=== Given data ===

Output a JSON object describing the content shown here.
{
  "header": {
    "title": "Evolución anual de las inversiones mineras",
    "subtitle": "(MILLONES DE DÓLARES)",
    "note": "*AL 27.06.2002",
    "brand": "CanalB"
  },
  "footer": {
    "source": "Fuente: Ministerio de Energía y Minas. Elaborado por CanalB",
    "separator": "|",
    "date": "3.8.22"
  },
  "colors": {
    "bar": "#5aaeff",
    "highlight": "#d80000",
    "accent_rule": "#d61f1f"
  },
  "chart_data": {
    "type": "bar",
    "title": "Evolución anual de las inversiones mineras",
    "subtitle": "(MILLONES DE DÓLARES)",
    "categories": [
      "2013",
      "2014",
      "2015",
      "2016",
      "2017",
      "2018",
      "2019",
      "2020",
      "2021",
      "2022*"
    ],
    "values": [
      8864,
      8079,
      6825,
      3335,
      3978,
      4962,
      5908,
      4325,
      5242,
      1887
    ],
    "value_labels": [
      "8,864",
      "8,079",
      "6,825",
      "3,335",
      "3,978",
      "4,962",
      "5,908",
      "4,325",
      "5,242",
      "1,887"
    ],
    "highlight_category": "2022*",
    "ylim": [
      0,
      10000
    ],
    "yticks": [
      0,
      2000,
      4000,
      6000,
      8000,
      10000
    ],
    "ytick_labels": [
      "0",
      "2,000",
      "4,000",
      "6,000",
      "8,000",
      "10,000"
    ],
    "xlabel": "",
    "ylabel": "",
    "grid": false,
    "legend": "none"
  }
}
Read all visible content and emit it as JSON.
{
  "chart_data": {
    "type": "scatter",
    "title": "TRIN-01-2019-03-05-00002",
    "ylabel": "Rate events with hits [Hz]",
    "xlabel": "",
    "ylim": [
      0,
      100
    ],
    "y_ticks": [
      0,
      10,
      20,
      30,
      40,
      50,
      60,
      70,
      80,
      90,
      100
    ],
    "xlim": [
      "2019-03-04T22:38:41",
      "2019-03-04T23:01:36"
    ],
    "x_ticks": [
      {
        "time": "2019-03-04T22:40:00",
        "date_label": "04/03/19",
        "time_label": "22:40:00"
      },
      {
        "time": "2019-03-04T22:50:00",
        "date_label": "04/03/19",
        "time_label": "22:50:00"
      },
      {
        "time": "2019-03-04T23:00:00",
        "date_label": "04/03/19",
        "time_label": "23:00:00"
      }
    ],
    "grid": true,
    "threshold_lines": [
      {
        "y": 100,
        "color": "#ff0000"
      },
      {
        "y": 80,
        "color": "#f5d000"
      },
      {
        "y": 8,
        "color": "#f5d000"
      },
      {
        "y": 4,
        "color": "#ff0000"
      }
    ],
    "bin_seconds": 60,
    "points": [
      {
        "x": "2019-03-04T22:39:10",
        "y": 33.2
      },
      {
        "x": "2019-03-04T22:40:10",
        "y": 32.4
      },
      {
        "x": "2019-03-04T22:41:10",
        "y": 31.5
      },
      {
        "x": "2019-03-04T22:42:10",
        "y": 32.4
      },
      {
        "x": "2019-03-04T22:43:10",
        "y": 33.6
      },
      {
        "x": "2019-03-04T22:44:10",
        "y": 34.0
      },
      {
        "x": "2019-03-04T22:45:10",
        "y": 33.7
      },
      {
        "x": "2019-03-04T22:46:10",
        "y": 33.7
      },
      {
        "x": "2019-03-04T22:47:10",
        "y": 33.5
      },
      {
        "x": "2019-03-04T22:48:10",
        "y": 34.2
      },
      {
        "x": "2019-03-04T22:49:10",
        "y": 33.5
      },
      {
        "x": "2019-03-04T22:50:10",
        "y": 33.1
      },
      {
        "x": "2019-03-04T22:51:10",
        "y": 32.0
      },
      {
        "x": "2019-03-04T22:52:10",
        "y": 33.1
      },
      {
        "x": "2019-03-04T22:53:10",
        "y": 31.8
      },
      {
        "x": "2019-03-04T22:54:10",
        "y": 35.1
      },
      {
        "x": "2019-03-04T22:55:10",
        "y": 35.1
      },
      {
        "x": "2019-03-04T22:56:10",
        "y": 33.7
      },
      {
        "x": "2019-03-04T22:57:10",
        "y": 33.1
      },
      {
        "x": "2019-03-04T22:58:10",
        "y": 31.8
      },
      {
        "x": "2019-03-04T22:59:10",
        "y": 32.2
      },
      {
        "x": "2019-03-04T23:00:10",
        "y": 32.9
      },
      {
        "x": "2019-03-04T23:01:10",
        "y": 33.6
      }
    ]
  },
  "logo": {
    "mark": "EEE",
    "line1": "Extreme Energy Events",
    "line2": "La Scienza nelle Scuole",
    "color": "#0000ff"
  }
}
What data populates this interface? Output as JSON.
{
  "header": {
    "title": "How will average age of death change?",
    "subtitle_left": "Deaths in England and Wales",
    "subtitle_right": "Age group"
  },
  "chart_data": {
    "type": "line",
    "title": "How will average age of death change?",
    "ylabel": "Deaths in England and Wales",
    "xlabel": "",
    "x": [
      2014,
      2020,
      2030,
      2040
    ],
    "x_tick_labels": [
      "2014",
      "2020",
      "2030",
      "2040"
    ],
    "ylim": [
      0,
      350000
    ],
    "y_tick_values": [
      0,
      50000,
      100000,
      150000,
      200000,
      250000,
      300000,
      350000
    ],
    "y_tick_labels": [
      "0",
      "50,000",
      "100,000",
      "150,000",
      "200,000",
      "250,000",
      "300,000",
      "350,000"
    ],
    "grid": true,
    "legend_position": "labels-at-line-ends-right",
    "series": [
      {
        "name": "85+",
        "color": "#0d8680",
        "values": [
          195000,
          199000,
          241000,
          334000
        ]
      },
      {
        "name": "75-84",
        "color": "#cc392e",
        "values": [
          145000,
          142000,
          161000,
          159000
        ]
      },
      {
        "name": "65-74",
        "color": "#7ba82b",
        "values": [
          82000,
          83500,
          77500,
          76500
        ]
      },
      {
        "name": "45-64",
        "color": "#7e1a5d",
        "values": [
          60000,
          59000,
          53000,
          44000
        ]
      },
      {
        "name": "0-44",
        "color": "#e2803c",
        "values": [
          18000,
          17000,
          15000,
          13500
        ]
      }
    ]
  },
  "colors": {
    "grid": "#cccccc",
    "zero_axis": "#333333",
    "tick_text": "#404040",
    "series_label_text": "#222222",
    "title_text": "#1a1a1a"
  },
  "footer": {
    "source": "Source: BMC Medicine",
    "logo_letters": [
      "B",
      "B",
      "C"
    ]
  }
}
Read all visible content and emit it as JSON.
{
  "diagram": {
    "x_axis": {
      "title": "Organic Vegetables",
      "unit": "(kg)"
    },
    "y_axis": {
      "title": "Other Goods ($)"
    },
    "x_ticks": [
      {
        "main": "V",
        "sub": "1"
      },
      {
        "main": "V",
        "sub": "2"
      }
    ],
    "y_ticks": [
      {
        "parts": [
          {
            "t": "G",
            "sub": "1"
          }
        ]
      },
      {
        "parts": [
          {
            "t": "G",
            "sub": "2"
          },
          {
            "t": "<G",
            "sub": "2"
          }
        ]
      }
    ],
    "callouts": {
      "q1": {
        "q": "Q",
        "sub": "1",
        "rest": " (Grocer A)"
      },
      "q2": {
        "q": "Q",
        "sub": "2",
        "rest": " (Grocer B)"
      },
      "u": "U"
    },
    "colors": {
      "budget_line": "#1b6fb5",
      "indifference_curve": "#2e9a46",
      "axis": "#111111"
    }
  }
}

===

Show every line where the string "Wales" appears.

▶ _Exercise result_
    "subtitle_left": "Deaths in England and Wales",
    "ylabel": "Deaths in England and Wales",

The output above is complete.